• _SET EXERCISE_
Copy every record word for word.

• _A run of records_

* * * * * * *

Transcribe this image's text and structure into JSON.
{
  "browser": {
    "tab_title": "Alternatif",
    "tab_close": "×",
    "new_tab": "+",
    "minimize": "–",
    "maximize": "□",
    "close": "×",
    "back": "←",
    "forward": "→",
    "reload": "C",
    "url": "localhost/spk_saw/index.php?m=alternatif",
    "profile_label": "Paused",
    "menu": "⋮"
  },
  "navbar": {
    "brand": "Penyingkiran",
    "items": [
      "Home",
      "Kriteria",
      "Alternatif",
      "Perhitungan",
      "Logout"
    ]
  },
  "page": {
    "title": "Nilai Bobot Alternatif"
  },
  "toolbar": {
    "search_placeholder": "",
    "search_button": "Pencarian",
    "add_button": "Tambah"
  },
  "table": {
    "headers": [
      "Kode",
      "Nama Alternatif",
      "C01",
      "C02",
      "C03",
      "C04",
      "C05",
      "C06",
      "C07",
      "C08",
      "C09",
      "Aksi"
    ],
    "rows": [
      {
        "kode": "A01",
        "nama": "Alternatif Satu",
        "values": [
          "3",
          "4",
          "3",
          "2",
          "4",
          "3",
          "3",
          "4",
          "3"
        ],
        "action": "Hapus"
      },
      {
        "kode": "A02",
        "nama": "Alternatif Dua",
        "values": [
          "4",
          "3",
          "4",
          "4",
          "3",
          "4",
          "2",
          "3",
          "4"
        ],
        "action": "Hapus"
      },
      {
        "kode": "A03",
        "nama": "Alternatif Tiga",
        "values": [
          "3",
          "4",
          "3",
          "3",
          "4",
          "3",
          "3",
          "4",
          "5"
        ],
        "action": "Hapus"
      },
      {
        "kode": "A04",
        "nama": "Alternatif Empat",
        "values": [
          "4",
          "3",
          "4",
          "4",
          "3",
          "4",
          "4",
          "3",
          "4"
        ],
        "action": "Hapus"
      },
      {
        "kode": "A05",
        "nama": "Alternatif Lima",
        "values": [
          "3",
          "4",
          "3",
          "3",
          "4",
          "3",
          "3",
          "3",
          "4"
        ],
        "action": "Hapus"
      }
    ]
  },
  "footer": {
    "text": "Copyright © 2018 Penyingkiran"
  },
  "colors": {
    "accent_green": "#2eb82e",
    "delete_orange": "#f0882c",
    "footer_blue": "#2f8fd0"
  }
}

* * * * * * *

• _EXERCISE ANSWER_
Transcribe this image's text and structure into JSON.
{
  "browser": {
    "tab_title": "Alternatif",
    "tab_close": "×",
    "new_tab": "+",
    "minimize": "–",
    "maximize": "□",
    "close": "×",
    "back": "←",
    "forward": "→",
    "reload": "C",
    "url": "localhost/spk_saw/index.php?m=alternatif",
    "profile_label": "Paused",
    "menu": "⋮"
  },
  "navbar": {
    "brand": "Penyingkiran",
    "items": [
      "Home",
      "Kriteria",
      "Alternatif",
      "Perhitungan",
      "Logout"
    ]
  },
  "page": {
    "title": "Nilai Bobot Alternatif"
  },
  "toolbar": {
    "search_placeholder": "",
    "search_button": "Pencarian",
    "add_button": "Tambah"
  },
  "table": {
    "headers": [
      "Kode",
      "Nama Alternatif",
      "C01",
      "C02",
      "C03",
      "C04",
      "C05",
      "C06",
      "C07",
      "C08",
      "C09",
      "Aksi"
    ],
    "rows": [
      {
        "kode": "A01",
        "nama": "Alternatif Satu",
        "values": [
          "3",
          "4",
          "3",
          "2",
          "4",
          "3",
          "3",
          "4",
          "3"
        ],
        "action": "Hapus"
      },
      {
        "kode": "A02",
        "nama": "Alternatif Dua",
        "values": [
          "4",
          "3",
          "4",
          "4",
          "3",
          "4",
          "2",
          "3",
          "4"
        ],
        "action": "Hapus"
      },
      {
        "kode": "A03",
        "nama": "Alternatif Tiga",
        "values": [
          "3",
          "4",
          "3",
          "3",
          "4",
          "3",
          "3",
          "4",
          "5"
        ],
        "action": "Hapus"
      },
      {
        "kode": "A04",
        "nama": "Alternatif Empat",
        "values": [
          "4",
          "3",
          "4",
          "4",
          "3",
          "4",
          "4",
          "3",
          "4"
        ],
        "action": "Hapus"
      },
      {
        "kode": "A05",
        "nama": "Alternatif Lima",
        "values": [
          "3",
          "4",
          "3",
          "3",
          "4",
          "3",
          "3",
          "3",
          "4"
        ],
        "action": "Hapus"
      }
    ]
  },
  "footer": {
    "text": "Copyright © 2018 Penyingkiran"
  },
  "colors": {
    "accent_green": "#2eb82e",
    "delete_orange": "#f0882c",
    "footer_blue": "#2f8fd0"
  }
}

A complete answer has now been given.